### [TASK OBJECTIVE]
Give back the full listing, character for character, with no pictures.

=== DATASET EXCERPTS ===

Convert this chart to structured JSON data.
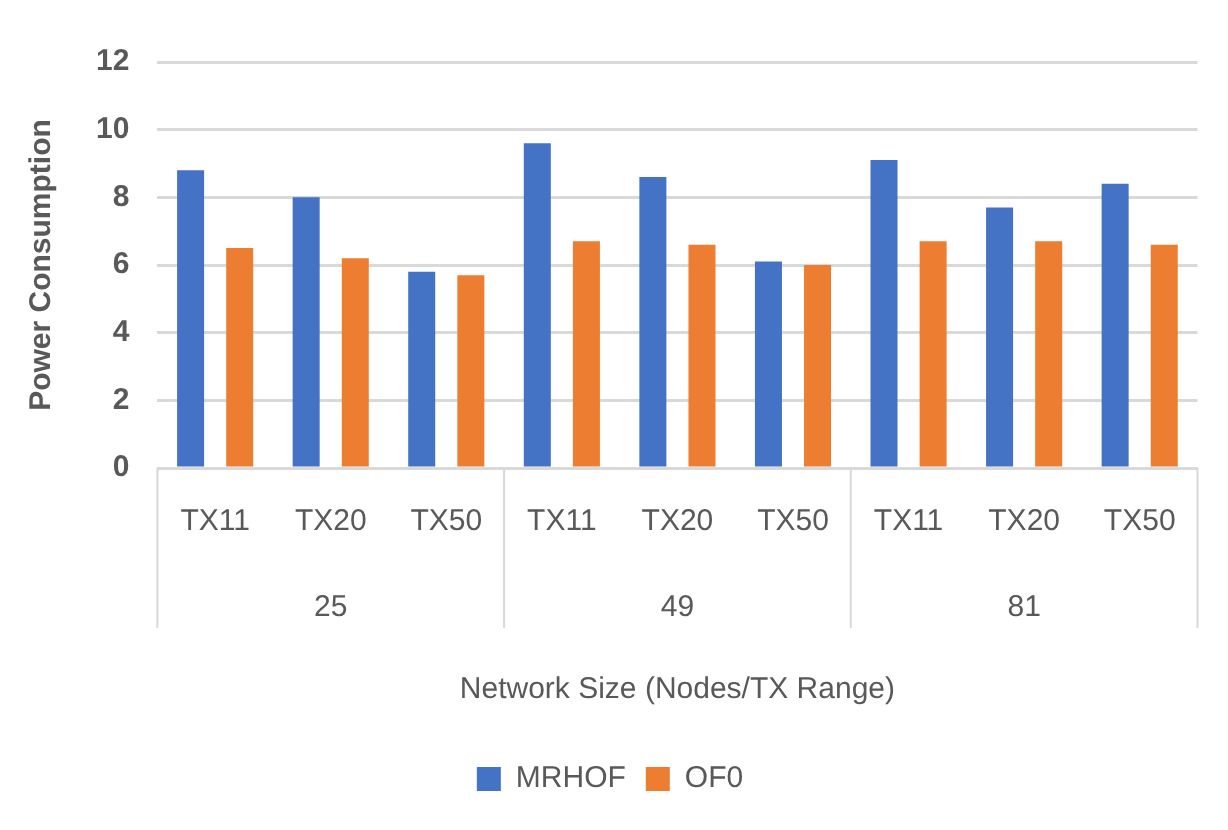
{
  "chart_data": {
    "type": "bar",
    "xlabel": "Network Size (Nodes/TX Range)",
    "ylabel": "Power Consumption",
    "categories": [
      "TX11",
      "TX20",
      "TX50",
      "TX11",
      "TX20",
      "TX50",
      "TX11",
      "TX20",
      "TX50"
    ],
    "series": [
      {
        "name": "MRHOF",
        "color": "#4472c4",
        "values": [
          8.8,
          8.0,
          5.8,
          9.6,
          8.6,
          6.1,
          9.1,
          7.7,
          8.4
        ]
      },
      {
        "name": "OF0",
        "color": "#ed7d31",
        "values": [
          6.5,
          6.2,
          5.7,
          6.7,
          6.6,
          6.0,
          6.7,
          6.7,
          6.6
        ]
      }
    ],
    "annotations": [
      "25",
      "49",
      "81"
    ],
    "ylim": [
      0,
      12
    ],
    "yticks": [
      0,
      2,
      4,
      6,
      8,
      10,
      12
    ],
    "grid": "y",
    "legend": "bottom"
  }
}
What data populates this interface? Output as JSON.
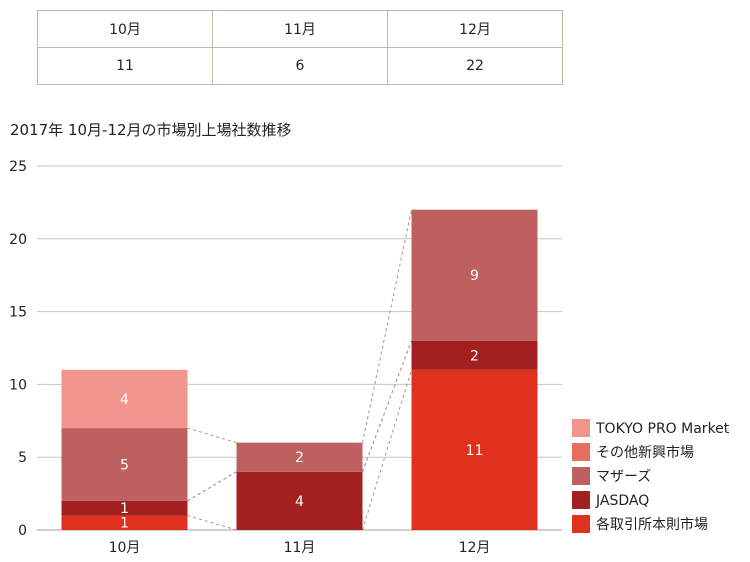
{
  "table": {
    "headers": [
      "10月",
      "11月",
      "12月"
    ],
    "values": [
      "11",
      "6",
      "22"
    ]
  },
  "chart_data": {
    "type": "bar",
    "stacked": true,
    "title": "2017年 10月-12月の市場別上場社数推移",
    "categories": [
      "10月",
      "11月",
      "12月"
    ],
    "ylim": [
      0,
      25
    ],
    "yticks": [
      0,
      5,
      10,
      15,
      20,
      25
    ],
    "grid": true,
    "legend_position": "right",
    "series": [
      {
        "name": "各取引所本則市場",
        "values": [
          1,
          0,
          11
        ],
        "color": "#e0301e"
      },
      {
        "name": "JASDAQ",
        "values": [
          1,
          4,
          2
        ],
        "color": "#a32020"
      },
      {
        "name": "マザーズ",
        "values": [
          5,
          2,
          9
        ],
        "color": "#bf6060"
      },
      {
        "name": "その他新興市場",
        "values": [
          0,
          0,
          0
        ],
        "color": "#e76f5f"
      },
      {
        "name": "TOKYO PRO Market",
        "values": [
          4,
          0,
          0
        ],
        "color": "#f0968c"
      }
    ]
  }
}
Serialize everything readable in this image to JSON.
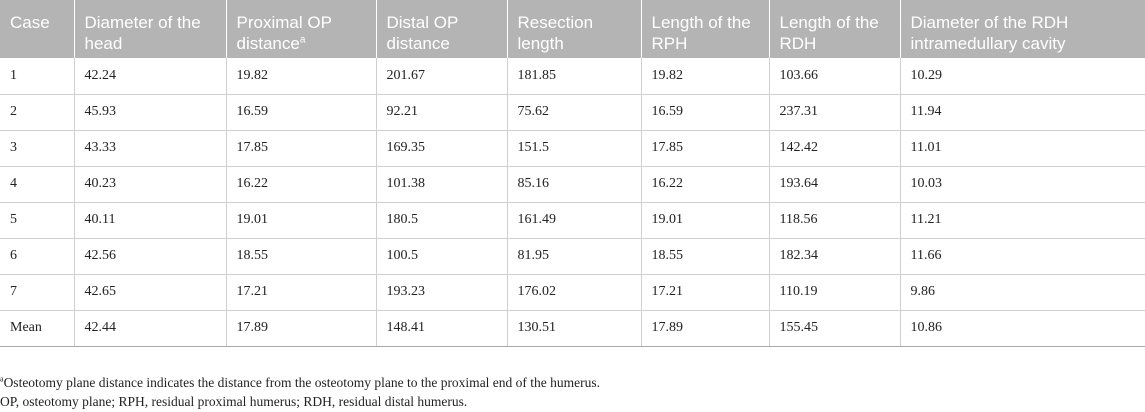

===

### [FINAL ANSWER]
Convert this chart to structured JSON data.
{
  "chart_data": {
    "type": "bar",
    "xlabel": "Network Size (Nodes/TX Range)",
    "ylabel": "Power Consumption",
    "categories": [
      "TX11",
      "TX20",
      "TX50",
      "TX11",
      "TX20",
      "TX50",
      "TX11",
      "TX20",
      "TX50"
    ],
    "series": [
      {
        "name": "MRHOF",
        "color": "#4472c4",
        "values": [
          8.8,
          8.0,
          5.8,
          9.6,
          8.6,
          6.1,
          9.1,
          7.7,
          8.4
        ]
      },
      {
        "name": "OF0",
        "color": "#ed7d31",
        "values": [
          6.5,
          6.2,
          5.7,
          6.7,
          6.6,
          6.0,
          6.7,
          6.7,
          6.6
        ]
      }
    ],
    "annotations": [
      "25",
      "49",
      "81"
    ],
    "ylim": [
      0,
      12
    ],
    "yticks": [
      0,
      2,
      4,
      6,
      8,
      10,
      12
    ],
    "grid": "y",
    "legend": "bottom"
  }
}
What data populates this interface? Output as JSON.
{
  "table": {
    "headers": [
      "10月",
      "11月",
      "12月"
    ],
    "values": [
      "11",
      "6",
      "22"
    ]
  },
  "chart_data": {
    "type": "bar",
    "stacked": true,
    "title": "2017年 10月-12月の市場別上場社数推移",
    "categories": [
      "10月",
      "11月",
      "12月"
    ],
    "ylim": [
      0,
      25
    ],
    "yticks": [
      0,
      5,
      10,
      15,
      20,
      25
    ],
    "grid": true,
    "legend_position": "right",
    "series": [
      {
        "name": "各取引所本則市場",
        "values": [
          1,
          0,
          11
        ],
        "color": "#e0301e"
      },
      {
        "name": "JASDAQ",
        "values": [
          1,
          4,
          2
        ],
        "color": "#a32020"
      },
      {
        "name": "マザーズ",
        "values": [
          5,
          2,
          9
        ],
        "color": "#bf6060"
      },
      {
        "name": "その他新興市場",
        "values": [
          0,
          0,
          0
        ],
        "color": "#e76f5f"
      },
      {
        "name": "TOKYO PRO Market",
        "values": [
          4,
          0,
          0
        ],
        "color": "#f0968c"
      }
    ]
  }
}
Serialize everything readable in this image to JSON.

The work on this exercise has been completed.